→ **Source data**
* START *

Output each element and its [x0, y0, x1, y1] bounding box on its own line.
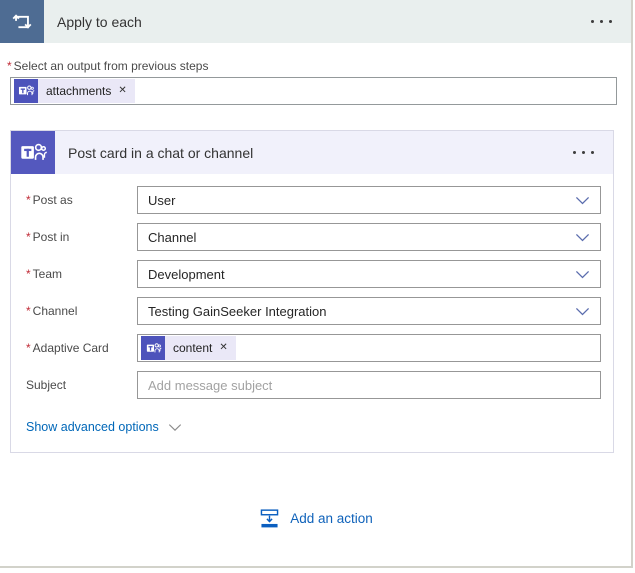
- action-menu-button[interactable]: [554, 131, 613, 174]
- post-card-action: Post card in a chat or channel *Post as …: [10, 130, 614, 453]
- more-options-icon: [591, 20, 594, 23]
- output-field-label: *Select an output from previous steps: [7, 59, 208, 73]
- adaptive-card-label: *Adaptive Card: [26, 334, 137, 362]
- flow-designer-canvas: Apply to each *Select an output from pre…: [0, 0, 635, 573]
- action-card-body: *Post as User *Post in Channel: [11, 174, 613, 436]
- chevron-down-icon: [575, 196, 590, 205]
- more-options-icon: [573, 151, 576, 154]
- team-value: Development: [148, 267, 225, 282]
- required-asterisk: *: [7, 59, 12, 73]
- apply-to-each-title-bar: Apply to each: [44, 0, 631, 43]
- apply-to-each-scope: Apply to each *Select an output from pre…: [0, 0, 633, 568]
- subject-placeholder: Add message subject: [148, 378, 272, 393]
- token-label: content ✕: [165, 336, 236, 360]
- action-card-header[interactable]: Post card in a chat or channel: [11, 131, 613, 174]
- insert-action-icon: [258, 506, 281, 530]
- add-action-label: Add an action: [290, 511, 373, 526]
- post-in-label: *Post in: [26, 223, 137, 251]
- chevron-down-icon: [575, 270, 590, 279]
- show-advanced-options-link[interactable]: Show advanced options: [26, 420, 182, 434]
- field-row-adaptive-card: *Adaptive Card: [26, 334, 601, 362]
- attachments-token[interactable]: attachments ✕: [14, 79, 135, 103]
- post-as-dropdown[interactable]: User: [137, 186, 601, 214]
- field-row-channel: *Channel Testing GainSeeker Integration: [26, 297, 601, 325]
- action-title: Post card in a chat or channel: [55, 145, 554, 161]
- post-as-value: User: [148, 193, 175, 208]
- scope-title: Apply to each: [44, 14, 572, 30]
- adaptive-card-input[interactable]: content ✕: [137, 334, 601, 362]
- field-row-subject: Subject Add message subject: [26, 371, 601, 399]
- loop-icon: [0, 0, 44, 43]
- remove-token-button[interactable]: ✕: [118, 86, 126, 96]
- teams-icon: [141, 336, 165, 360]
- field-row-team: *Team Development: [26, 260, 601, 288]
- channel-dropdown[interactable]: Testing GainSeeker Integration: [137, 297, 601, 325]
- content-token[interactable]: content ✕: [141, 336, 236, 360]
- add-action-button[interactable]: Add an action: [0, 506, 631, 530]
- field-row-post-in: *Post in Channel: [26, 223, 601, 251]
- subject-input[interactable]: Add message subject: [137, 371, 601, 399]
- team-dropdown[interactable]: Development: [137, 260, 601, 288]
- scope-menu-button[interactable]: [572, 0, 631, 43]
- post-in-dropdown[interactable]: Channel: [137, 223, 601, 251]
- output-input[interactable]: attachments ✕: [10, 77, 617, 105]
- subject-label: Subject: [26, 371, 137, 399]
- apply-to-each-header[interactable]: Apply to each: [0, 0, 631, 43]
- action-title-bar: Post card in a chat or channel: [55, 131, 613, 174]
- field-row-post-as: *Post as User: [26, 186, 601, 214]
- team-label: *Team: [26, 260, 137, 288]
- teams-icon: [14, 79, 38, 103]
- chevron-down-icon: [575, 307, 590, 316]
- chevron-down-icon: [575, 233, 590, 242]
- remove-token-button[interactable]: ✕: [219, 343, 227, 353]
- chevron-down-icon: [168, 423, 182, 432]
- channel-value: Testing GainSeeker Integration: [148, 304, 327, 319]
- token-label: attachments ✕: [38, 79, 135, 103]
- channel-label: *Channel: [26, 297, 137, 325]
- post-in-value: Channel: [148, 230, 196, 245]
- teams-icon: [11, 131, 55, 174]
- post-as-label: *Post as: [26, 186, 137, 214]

* END *
* START *

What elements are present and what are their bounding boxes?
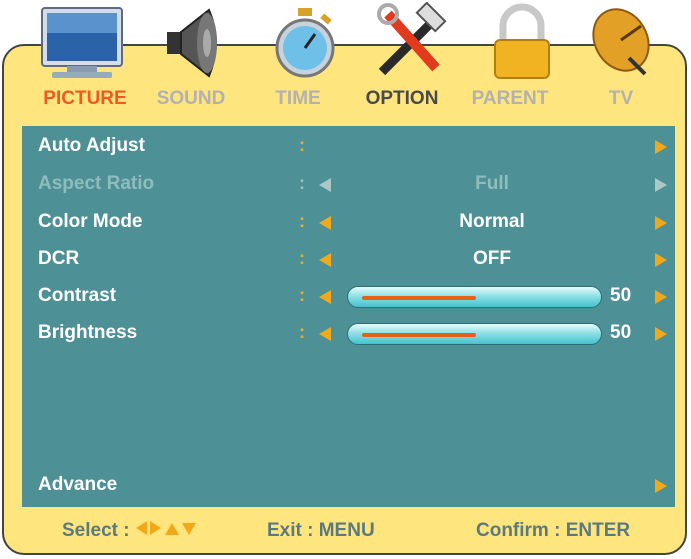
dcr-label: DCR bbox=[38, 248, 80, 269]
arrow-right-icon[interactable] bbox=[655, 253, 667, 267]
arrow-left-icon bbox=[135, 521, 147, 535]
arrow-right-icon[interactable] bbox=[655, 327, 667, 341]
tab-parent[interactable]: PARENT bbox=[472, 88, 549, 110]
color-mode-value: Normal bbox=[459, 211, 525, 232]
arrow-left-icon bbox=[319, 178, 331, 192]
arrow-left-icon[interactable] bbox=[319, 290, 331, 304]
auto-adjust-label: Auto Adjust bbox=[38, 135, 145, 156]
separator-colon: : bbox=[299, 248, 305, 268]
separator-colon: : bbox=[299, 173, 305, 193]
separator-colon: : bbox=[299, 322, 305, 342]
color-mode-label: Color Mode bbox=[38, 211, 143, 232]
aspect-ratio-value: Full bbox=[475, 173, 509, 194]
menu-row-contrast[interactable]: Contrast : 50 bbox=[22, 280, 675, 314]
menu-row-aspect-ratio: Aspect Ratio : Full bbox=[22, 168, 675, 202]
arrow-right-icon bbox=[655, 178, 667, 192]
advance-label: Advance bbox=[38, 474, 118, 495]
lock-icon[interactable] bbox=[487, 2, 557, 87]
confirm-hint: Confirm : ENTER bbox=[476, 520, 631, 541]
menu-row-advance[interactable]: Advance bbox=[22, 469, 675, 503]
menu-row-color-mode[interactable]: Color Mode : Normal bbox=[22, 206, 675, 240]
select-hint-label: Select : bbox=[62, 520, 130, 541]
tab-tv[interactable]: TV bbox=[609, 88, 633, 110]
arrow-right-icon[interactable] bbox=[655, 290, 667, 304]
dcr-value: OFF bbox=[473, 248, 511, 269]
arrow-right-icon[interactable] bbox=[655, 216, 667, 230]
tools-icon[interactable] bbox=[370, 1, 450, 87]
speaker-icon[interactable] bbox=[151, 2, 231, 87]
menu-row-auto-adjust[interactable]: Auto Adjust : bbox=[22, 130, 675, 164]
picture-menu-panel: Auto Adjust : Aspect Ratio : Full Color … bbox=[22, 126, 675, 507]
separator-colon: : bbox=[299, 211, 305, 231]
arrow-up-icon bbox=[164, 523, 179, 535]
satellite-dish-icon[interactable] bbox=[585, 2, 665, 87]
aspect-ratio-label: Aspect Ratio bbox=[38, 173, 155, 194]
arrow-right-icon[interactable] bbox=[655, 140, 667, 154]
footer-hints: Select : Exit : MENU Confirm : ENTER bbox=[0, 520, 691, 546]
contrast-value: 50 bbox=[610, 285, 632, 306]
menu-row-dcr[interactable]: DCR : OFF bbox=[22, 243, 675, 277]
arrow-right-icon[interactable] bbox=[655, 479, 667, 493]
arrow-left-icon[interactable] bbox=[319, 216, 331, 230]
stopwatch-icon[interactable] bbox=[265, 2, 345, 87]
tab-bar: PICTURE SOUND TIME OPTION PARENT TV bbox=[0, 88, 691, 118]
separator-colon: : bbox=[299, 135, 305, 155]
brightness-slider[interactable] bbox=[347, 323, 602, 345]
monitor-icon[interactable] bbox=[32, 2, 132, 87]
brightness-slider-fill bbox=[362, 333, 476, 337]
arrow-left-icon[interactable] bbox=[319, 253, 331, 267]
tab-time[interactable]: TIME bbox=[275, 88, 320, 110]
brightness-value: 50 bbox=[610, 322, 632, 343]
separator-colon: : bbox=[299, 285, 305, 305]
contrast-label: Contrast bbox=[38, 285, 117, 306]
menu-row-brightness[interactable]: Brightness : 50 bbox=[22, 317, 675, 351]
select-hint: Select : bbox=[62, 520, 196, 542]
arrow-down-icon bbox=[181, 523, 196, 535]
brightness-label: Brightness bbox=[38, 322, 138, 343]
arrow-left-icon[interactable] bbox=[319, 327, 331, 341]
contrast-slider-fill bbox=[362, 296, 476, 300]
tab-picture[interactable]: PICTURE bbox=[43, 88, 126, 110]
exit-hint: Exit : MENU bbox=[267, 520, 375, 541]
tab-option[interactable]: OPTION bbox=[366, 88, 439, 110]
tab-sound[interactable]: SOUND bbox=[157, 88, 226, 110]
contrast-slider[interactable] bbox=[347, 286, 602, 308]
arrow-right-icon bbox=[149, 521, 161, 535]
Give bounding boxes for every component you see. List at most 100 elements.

* END *
* START *

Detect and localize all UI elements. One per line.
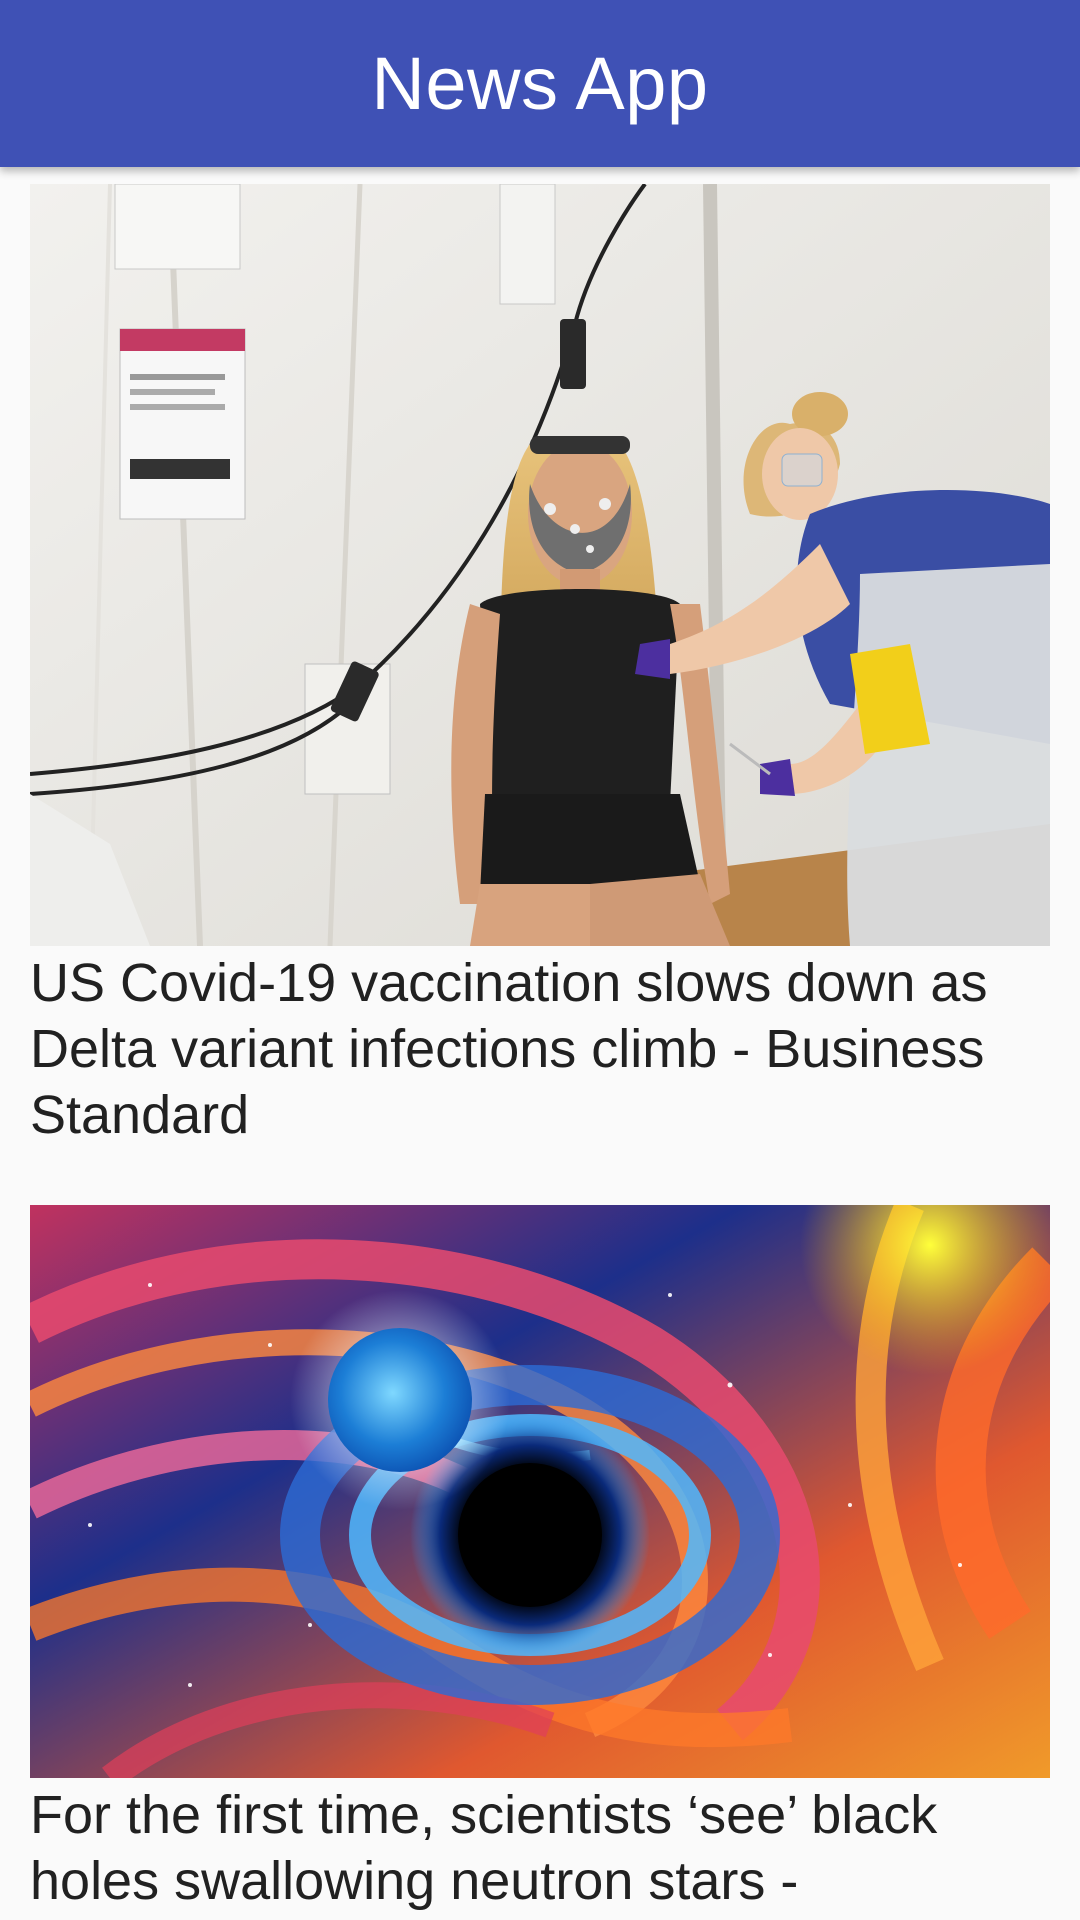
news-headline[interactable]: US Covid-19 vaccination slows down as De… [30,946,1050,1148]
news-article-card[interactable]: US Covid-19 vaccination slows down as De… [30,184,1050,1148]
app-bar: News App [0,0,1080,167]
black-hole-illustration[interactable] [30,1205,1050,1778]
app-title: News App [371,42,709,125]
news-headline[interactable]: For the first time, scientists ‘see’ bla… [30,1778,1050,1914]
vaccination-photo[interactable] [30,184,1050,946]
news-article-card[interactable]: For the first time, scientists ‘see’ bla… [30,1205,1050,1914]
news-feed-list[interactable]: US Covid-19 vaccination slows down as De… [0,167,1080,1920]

* END *

→ **WHAT YOU WILL DO**
Rewrite the part of the source data that opens with the line containing "news-headline[interactable]: US Covid-19" and closes with the line containing "news-feed-list[interactable]: US Covid-19" as a JSON list of strings, one string per line, including both of those lines and leaving out any blank lines.

→ **TASK RESPONSE**
[
  "news-headline[interactable]: US Covid-19 vaccination slows down as De… [30,946,1050,1148]",
  "news-article-card[interactable]: US Covid-19 vaccination slows down as De… [30,184,1050,1148]",
  "app-bar: News App [0,0,1080,167]",
  "black-hole-illustration[interactable] [30,1205,1050,1778]",
  "app-title: News App [371,42,709,125]",
  "news-headline[interactable]: For the first time, scientists ‘see’ bla… [30,1778,1050,1914]",
  "vaccination-photo[interactable] [30,184,1050,946]",
  "news-article-card[interactable]: For the first time, scientists ‘see’ bla… [30,1205,1050,1914]",
  "news-feed-list[interactable]: US Covid-19 vaccination slows down as De… [0,167,1080,1920]"
]